[Saved data entries]
┄┄┄┄┄┄

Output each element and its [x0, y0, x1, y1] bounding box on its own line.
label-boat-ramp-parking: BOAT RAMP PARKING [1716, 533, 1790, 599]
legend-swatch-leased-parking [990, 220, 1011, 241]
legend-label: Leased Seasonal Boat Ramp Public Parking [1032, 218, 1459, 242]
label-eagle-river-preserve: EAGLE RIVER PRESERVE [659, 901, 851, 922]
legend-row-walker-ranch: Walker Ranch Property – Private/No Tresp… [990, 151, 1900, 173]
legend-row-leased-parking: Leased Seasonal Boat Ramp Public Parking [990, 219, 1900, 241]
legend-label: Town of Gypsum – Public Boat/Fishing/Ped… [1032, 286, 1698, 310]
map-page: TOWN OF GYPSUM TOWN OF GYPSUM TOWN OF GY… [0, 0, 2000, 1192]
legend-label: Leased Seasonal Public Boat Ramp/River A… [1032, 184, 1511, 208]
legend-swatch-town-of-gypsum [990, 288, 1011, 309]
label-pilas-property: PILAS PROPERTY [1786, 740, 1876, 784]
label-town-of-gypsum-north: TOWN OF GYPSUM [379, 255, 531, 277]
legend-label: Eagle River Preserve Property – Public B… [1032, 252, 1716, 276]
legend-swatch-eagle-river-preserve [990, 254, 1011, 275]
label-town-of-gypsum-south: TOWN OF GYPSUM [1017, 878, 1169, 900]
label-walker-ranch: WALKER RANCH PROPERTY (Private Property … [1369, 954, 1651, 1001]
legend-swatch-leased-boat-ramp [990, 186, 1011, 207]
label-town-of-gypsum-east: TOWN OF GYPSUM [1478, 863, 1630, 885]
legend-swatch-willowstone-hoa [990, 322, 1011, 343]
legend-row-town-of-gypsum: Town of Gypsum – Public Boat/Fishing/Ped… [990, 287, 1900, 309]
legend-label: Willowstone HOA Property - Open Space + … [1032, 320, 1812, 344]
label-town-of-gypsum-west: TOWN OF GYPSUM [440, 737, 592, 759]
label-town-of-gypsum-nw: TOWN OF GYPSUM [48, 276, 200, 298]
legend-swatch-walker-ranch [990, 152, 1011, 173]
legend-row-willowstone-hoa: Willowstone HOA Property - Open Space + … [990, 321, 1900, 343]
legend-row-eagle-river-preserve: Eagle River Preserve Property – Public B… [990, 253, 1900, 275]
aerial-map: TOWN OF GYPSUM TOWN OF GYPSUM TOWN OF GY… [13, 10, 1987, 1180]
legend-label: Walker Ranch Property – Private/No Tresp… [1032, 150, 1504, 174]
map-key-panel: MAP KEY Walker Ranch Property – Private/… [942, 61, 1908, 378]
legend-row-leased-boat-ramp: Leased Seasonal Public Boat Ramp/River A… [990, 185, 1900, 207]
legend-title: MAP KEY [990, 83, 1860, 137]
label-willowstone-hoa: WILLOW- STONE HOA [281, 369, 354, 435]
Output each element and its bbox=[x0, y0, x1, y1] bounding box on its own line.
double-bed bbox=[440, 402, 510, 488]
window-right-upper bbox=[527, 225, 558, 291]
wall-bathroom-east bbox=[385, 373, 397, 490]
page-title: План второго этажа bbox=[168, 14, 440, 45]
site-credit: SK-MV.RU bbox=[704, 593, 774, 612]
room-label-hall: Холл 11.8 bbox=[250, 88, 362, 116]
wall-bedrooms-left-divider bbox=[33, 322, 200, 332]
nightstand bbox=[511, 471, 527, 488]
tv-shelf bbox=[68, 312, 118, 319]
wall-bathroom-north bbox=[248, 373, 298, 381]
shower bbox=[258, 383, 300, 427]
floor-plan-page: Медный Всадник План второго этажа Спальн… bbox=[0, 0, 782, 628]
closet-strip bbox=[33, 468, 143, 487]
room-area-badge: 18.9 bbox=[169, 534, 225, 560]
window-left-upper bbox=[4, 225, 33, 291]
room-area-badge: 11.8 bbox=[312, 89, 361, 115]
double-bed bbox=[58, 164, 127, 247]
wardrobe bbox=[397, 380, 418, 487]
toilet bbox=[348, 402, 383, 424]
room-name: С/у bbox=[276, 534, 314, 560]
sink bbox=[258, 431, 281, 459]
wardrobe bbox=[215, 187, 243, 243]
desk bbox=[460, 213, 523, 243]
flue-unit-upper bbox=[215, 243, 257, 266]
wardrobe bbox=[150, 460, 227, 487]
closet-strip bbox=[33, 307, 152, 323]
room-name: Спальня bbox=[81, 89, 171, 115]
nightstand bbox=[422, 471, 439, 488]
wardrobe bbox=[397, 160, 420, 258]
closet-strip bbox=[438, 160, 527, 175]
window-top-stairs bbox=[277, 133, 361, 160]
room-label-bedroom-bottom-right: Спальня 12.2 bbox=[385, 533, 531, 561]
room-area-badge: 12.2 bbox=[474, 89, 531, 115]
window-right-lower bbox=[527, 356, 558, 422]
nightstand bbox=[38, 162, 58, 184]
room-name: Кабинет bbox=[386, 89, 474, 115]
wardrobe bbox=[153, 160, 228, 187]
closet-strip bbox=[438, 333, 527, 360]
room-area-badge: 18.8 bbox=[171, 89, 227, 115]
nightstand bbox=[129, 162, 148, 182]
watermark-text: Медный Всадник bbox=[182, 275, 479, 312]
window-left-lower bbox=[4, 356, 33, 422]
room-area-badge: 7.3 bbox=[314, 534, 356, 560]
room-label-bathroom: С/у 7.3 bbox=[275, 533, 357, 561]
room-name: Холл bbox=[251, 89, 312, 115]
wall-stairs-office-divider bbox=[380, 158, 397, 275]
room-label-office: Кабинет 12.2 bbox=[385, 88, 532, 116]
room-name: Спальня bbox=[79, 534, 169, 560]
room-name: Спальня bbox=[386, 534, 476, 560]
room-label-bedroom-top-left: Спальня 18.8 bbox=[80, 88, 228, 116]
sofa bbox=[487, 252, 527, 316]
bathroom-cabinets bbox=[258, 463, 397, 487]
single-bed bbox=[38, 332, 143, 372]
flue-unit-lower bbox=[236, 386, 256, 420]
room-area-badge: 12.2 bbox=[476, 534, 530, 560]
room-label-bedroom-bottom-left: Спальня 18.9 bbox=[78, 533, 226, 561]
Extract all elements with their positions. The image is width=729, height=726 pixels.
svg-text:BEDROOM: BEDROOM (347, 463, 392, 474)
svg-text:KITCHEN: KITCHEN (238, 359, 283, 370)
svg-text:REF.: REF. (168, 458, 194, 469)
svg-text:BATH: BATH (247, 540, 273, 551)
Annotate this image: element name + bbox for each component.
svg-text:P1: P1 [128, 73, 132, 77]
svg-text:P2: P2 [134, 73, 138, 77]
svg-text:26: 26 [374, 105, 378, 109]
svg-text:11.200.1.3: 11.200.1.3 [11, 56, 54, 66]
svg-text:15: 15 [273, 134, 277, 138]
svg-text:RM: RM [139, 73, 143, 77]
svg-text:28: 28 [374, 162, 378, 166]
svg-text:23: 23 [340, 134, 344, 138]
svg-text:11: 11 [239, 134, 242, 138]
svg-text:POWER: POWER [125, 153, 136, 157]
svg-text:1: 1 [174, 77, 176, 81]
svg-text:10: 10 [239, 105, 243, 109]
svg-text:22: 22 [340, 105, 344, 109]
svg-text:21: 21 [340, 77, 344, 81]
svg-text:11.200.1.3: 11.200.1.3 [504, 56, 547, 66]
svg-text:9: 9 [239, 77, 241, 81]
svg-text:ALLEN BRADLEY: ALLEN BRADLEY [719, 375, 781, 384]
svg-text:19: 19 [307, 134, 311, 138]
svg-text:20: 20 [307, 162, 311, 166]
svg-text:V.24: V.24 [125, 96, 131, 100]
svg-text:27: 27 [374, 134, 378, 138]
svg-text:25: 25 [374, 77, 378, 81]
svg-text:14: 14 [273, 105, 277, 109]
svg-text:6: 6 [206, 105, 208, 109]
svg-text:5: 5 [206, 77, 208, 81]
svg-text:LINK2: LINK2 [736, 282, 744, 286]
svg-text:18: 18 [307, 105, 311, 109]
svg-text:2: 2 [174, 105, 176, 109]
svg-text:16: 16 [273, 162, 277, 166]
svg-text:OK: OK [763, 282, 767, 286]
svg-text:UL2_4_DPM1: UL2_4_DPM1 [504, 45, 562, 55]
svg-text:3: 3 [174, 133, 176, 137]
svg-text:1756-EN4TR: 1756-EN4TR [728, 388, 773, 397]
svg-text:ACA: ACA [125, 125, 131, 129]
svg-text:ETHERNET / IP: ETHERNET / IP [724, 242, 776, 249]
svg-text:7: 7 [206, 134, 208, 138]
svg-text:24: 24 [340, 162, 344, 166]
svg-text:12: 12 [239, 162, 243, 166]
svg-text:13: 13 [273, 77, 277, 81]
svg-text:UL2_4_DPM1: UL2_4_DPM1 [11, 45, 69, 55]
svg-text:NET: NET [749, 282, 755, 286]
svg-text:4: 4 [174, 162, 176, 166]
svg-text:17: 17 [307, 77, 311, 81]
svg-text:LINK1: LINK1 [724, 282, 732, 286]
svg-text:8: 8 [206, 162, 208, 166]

┄┄┄┄┄┄

:: What the task asks ::
Rewrite the listing from its first line through the line holding "legend-swatch-willowstone-hoa [990, 322, 1011, 343]", both included, as a Markdown table with the columns Row and Line, one row per line and no blank lines.

:: Exercise solution ::
| Row | Line |
|---|---|
| 1 | Output each element and its [x0, y0, x1, y1] bounding box on its own line. |
| 2 | label-boat-ramp-parking: BOAT RAMP PARKING [1716, 533, 1790, 599] |
| 3 | legend-swatch-leased-parking [990, 220, 1011, 241] |
| 4 | legend-label: Leased Seasonal Boat Ramp Public Parking [1032, 218, 1459, 242] |
| 5 | label-eagle-river-preserve: EAGLE RIVER PRESERVE [659, 901, 851, 922] |
| 6 | legend-row-walker-ranch: Walker Ranch Property – Private/No Tresp… [990, 151, 1900, 173] |
| 7 | legend-row-leased-parking: Leased Seasonal Boat Ramp Public Parking [990, 219, 1900, 241] |
| 8 | legend-label: Town of Gypsum – Public Boat/Fishing/Ped… [1032, 286, 1698, 310] |
| 9 | map-page: TOWN OF GYPSUM TOWN OF GYPSUM TOWN OF GY… [0, 0, 2000, 1192] |
| 10 | legend-label: Leased Seasonal Public Boat Ramp/River A… [1032, 184, 1511, 208] |
| 11 | legend-swatch-town-of-gypsum [990, 288, 1011, 309] |
| 12 | label-pilas-property: PILAS PROPERTY [1786, 740, 1876, 784] |
| 13 | label-town-of-gypsum-north: TOWN OF GYPSUM [379, 255, 531, 277] |
| 14 | legend-label: Eagle River Preserve Property – Public B… [1032, 252, 1716, 276] |
| 15 | legend-swatch-eagle-river-preserve [990, 254, 1011, 275] |
| 16 | label-town-of-gypsum-south: TOWN OF GYPSUM [1017, 878, 1169, 900] |
| 17 | label-walker-ranch: WALKER RANCH PROPERTY (Private Property … [1369, 954, 1651, 1001] |
| 18 | legend-swatch-leased-boat-ramp [990, 186, 1011, 207] |
| 19 | label-town-of-gypsum-east: TOWN OF GYPSUM [1478, 863, 1630, 885] |
| 20 | legend-swatch-willowstone-hoa [990, 322, 1011, 343] |